*What the exercise asks*
Each line of the material must be repeated precisely, with the pictures left out.

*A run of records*
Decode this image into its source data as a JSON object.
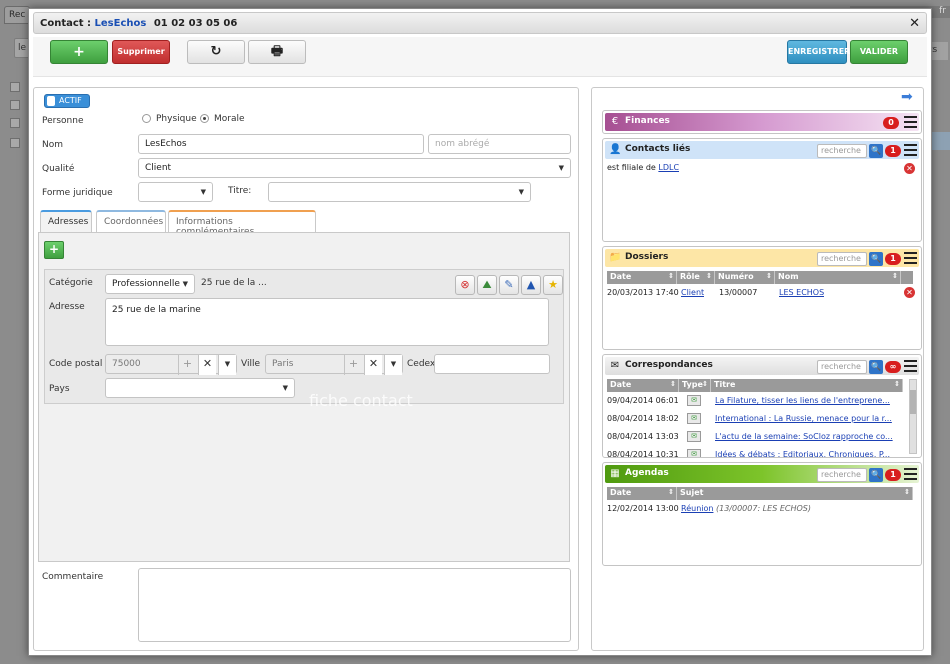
{
  "background": {
    "tab_label": "Rec",
    "button_label": "le",
    "right_btn_label": "cts",
    "right_top_label": "fr"
  },
  "modal": {
    "title_prefix": "Contact :",
    "contact_name": "LesEchos",
    "phone": "01 02 03 05 06"
  },
  "toolbar": {
    "add_label": "+",
    "delete_label": "Supprimer",
    "refresh_icon": "↻",
    "print_icon": "🖶",
    "save_label": "ENREGISTRER",
    "validate_label": "VALIDER"
  },
  "form": {
    "status_label": "ACTIF",
    "personne_label": "Personne",
    "physique_label": "Physique",
    "morale_label": "Morale",
    "nom_label": "Nom",
    "nom_value": "LesEchos",
    "nom_abrege_placeholder": "nom abrégé",
    "qualite_label": "Qualité",
    "qualite_value": "Client",
    "forme_juridique_label": "Forme juridique",
    "forme_juridique_value": "",
    "titre_label": "Titre:",
    "titre_value": ""
  },
  "tabs": {
    "adresses": "Adresses",
    "coordonnees": "Coordonnées",
    "infos": "Informations complémentaires"
  },
  "address": {
    "add_label": "+",
    "categorie_label": "Catégorie",
    "categorie_value": "Professionnelle",
    "summary": "25 rue de la ...",
    "adresse_label": "Adresse",
    "adresse_value": "25 rue de la marine",
    "code_postal_label": "Code postal",
    "code_postal_value": "75000",
    "ville_label": "Ville",
    "ville_value": "Paris",
    "cedex_label": "Cedex",
    "cedex_value": "",
    "pays_label": "Pays",
    "pays_value": ""
  },
  "watermark": "fiche contact",
  "commentaire_label": "Commentaire",
  "widgets": {
    "search_placeholder": "recherche",
    "finances": {
      "title": "Finances",
      "count": "0",
      "color": "#b05a9a"
    },
    "contacts": {
      "title": "Contacts liés",
      "count": "1",
      "row_text": "est filiale de",
      "row_link": "LDLC"
    },
    "dossiers": {
      "title": "Dossiers",
      "count": "1",
      "columns": [
        "Date",
        "Rôle",
        "Numéro",
        "Nom"
      ],
      "rows": [
        {
          "date": "20/03/2013 17:40",
          "role": "Client",
          "numero": "13/00007",
          "nom": "LES ECHOS"
        }
      ]
    },
    "correspondances": {
      "title": "Correspondances",
      "count": "∞",
      "columns": [
        "Date",
        "Type",
        "Titre"
      ],
      "rows": [
        {
          "date": "09/04/2014 06:01",
          "titre": "La Filature, tisser les liens de l'entreprene..."
        },
        {
          "date": "08/04/2014 18:02",
          "titre": "International : La Russie, menace pour la r..."
        },
        {
          "date": "08/04/2014 13:03",
          "titre": "L'actu de la semaine: SoCloz rapproche co..."
        },
        {
          "date": "08/04/2014 10:31",
          "titre": "Idées & débats : Editoriaux, Chroniques, P..."
        }
      ]
    },
    "agendas": {
      "title": "Agendas",
      "count": "1",
      "columns": [
        "Date",
        "Sujet"
      ],
      "rows": [
        {
          "date": "12/02/2014 13:00",
          "sujet_link": "Réunion",
          "sujet_extra": "(13/00007: LES ECHOS)"
        }
      ]
    }
  }
}
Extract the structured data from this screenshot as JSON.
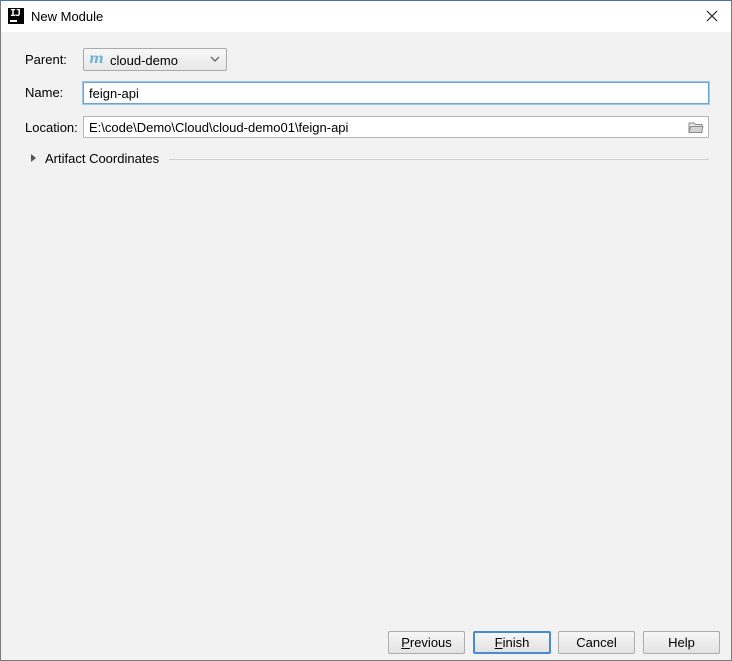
{
  "window": {
    "title": "New Module"
  },
  "form": {
    "parent_label": "Parent:",
    "parent_value": "cloud-demo",
    "name_label": "Name:",
    "name_value": "feign-api",
    "location_label": "Location:",
    "location_value": "E:\\code\\Demo\\Cloud\\cloud-demo01\\feign-api"
  },
  "artifact": {
    "label": "Artifact Coordinates"
  },
  "buttons": {
    "previous_mnemonic": "P",
    "previous_rest": "revious",
    "finish_mnemonic": "F",
    "finish_rest": "inish",
    "cancel": "Cancel",
    "help": "Help"
  },
  "colors": {
    "accent": "#4a8ad1",
    "maven_icon": "#6fb3d6",
    "focus_border": "#6aa5d8"
  },
  "icons": {
    "app": "intellij-icon",
    "parent": "maven-module-icon",
    "browse": "folder-icon",
    "close": "close-icon"
  }
}
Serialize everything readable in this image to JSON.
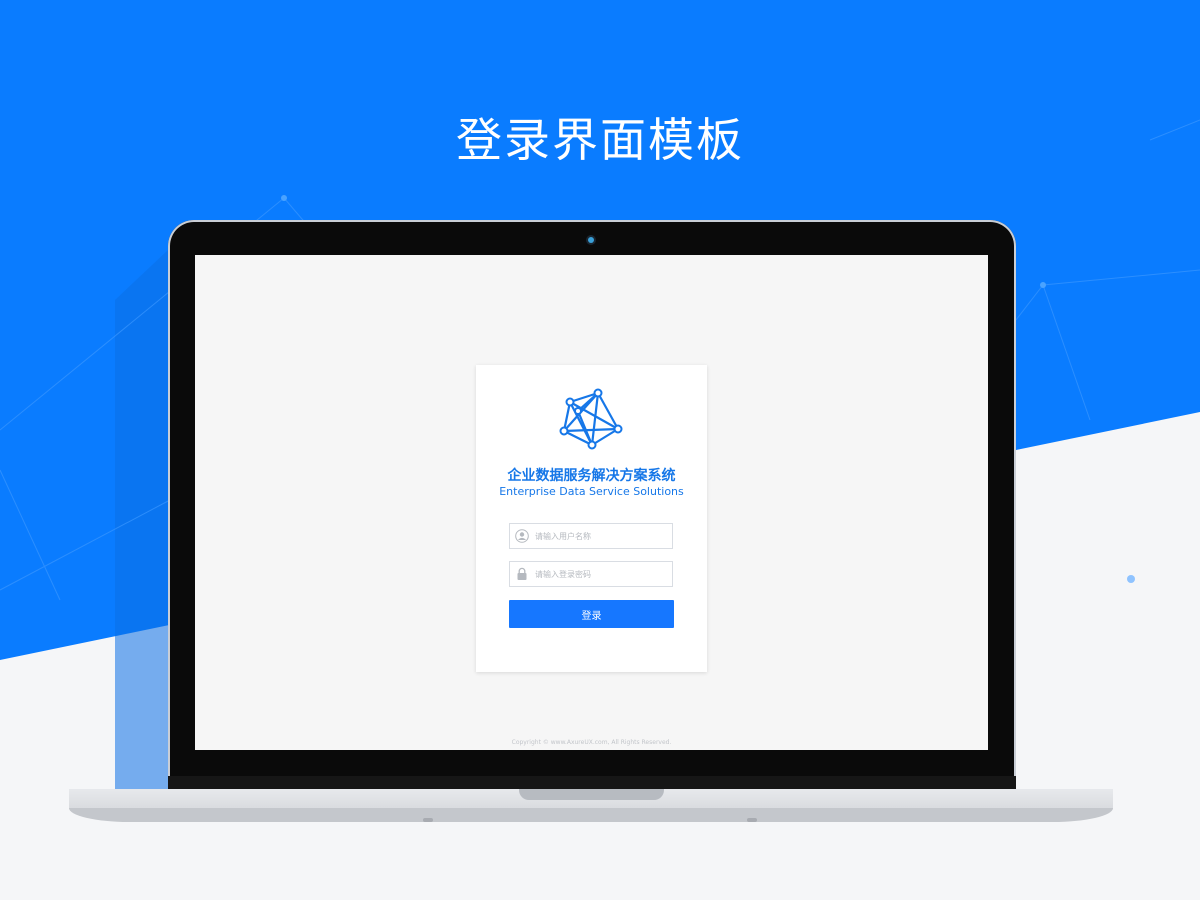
{
  "page": {
    "title": "登录界面模板"
  },
  "login": {
    "brand_cn": "企业数据服务解决方案系统",
    "brand_en": "Enterprise Data Service Solutions",
    "username_placeholder": "请输入用户名称",
    "password_placeholder": "请输入登录密码",
    "submit_label": "登录",
    "copyright": "Copyright © www.AxureUX.com, All Rights Reserved."
  },
  "icons": {
    "logo": "network-logo-icon",
    "username": "user-icon",
    "password": "lock-icon"
  },
  "colors": {
    "background_blue": "#0a7cff",
    "accent_blue": "#1677ff",
    "brand_text": "#1677e8"
  }
}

*Full answer*
Decode this image into its source data as a JSON object.
{
  "background": {
    "tab_label": "Rec",
    "button_label": "le",
    "right_btn_label": "cts",
    "right_top_label": "fr"
  },
  "modal": {
    "title_prefix": "Contact :",
    "contact_name": "LesEchos",
    "phone": "01 02 03 05 06"
  },
  "toolbar": {
    "add_label": "+",
    "delete_label": "Supprimer",
    "refresh_icon": "↻",
    "print_icon": "🖶",
    "save_label": "ENREGISTRER",
    "validate_label": "VALIDER"
  },
  "form": {
    "status_label": "ACTIF",
    "personne_label": "Personne",
    "physique_label": "Physique",
    "morale_label": "Morale",
    "nom_label": "Nom",
    "nom_value": "LesEchos",
    "nom_abrege_placeholder": "nom abrégé",
    "qualite_label": "Qualité",
    "qualite_value": "Client",
    "forme_juridique_label": "Forme juridique",
    "forme_juridique_value": "",
    "titre_label": "Titre:",
    "titre_value": ""
  },
  "tabs": {
    "adresses": "Adresses",
    "coordonnees": "Coordonnées",
    "infos": "Informations complémentaires"
  },
  "address": {
    "add_label": "+",
    "categorie_label": "Catégorie",
    "categorie_value": "Professionnelle",
    "summary": "25 rue de la ...",
    "adresse_label": "Adresse",
    "adresse_value": "25 rue de la marine",
    "code_postal_label": "Code postal",
    "code_postal_value": "75000",
    "ville_label": "Ville",
    "ville_value": "Paris",
    "cedex_label": "Cedex",
    "cedex_value": "",
    "pays_label": "Pays",
    "pays_value": ""
  },
  "watermark": "fiche contact",
  "commentaire_label": "Commentaire",
  "widgets": {
    "search_placeholder": "recherche",
    "finances": {
      "title": "Finances",
      "count": "0",
      "color": "#b05a9a"
    },
    "contacts": {
      "title": "Contacts liés",
      "count": "1",
      "row_text": "est filiale de",
      "row_link": "LDLC"
    },
    "dossiers": {
      "title": "Dossiers",
      "count": "1",
      "columns": [
        "Date",
        "Rôle",
        "Numéro",
        "Nom"
      ],
      "rows": [
        {
          "date": "20/03/2013 17:40",
          "role": "Client",
          "numero": "13/00007",
          "nom": "LES ECHOS"
        }
      ]
    },
    "correspondances": {
      "title": "Correspondances",
      "count": "∞",
      "columns": [
        "Date",
        "Type",
        "Titre"
      ],
      "rows": [
        {
          "date": "09/04/2014 06:01",
          "titre": "La Filature, tisser les liens de l'entreprene..."
        },
        {
          "date": "08/04/2014 18:02",
          "titre": "International : La Russie, menace pour la r..."
        },
        {
          "date": "08/04/2014 13:03",
          "titre": "L'actu de la semaine: SoCloz rapproche co..."
        },
        {
          "date": "08/04/2014 10:31",
          "titre": "Idées & débats : Editoriaux, Chroniques, P..."
        }
      ]
    },
    "agendas": {
      "title": "Agendas",
      "count": "1",
      "columns": [
        "Date",
        "Sujet"
      ],
      "rows": [
        {
          "date": "12/02/2014 13:00",
          "sujet_link": "Réunion",
          "sujet_extra": "(13/00007: LES ECHOS)"
        }
      ]
    }
  }
}
Extract the structured data from this screenshot as JSON.
{
  "window": {
    "title": "New Module"
  },
  "form": {
    "parent_label": "Parent:",
    "parent_value": "cloud-demo",
    "name_label": "Name:",
    "name_value": "feign-api",
    "location_label": "Location:",
    "location_value": "E:\\code\\Demo\\Cloud\\cloud-demo01\\feign-api"
  },
  "artifact": {
    "label": "Artifact Coordinates"
  },
  "buttons": {
    "previous_mnemonic": "P",
    "previous_rest": "revious",
    "finish_mnemonic": "F",
    "finish_rest": "inish",
    "cancel": "Cancel",
    "help": "Help"
  },
  "colors": {
    "accent": "#4a8ad1",
    "maven_icon": "#6fb3d6",
    "focus_border": "#6aa5d8"
  },
  "icons": {
    "app": "intellij-icon",
    "parent": "maven-module-icon",
    "browse": "folder-icon",
    "close": "close-icon"
  }
}
Serialize everything readable in this image to JSON.
{
  "page": {
    "title": "登录界面模板"
  },
  "login": {
    "brand_cn": "企业数据服务解决方案系统",
    "brand_en": "Enterprise Data Service Solutions",
    "username_placeholder": "请输入用户名称",
    "password_placeholder": "请输入登录密码",
    "submit_label": "登录",
    "copyright": "Copyright © www.AxureUX.com, All Rights Reserved."
  },
  "icons": {
    "logo": "network-logo-icon",
    "username": "user-icon",
    "password": "lock-icon"
  },
  "colors": {
    "background_blue": "#0a7cff",
    "accent_blue": "#1677ff",
    "brand_text": "#1677e8"
  }
}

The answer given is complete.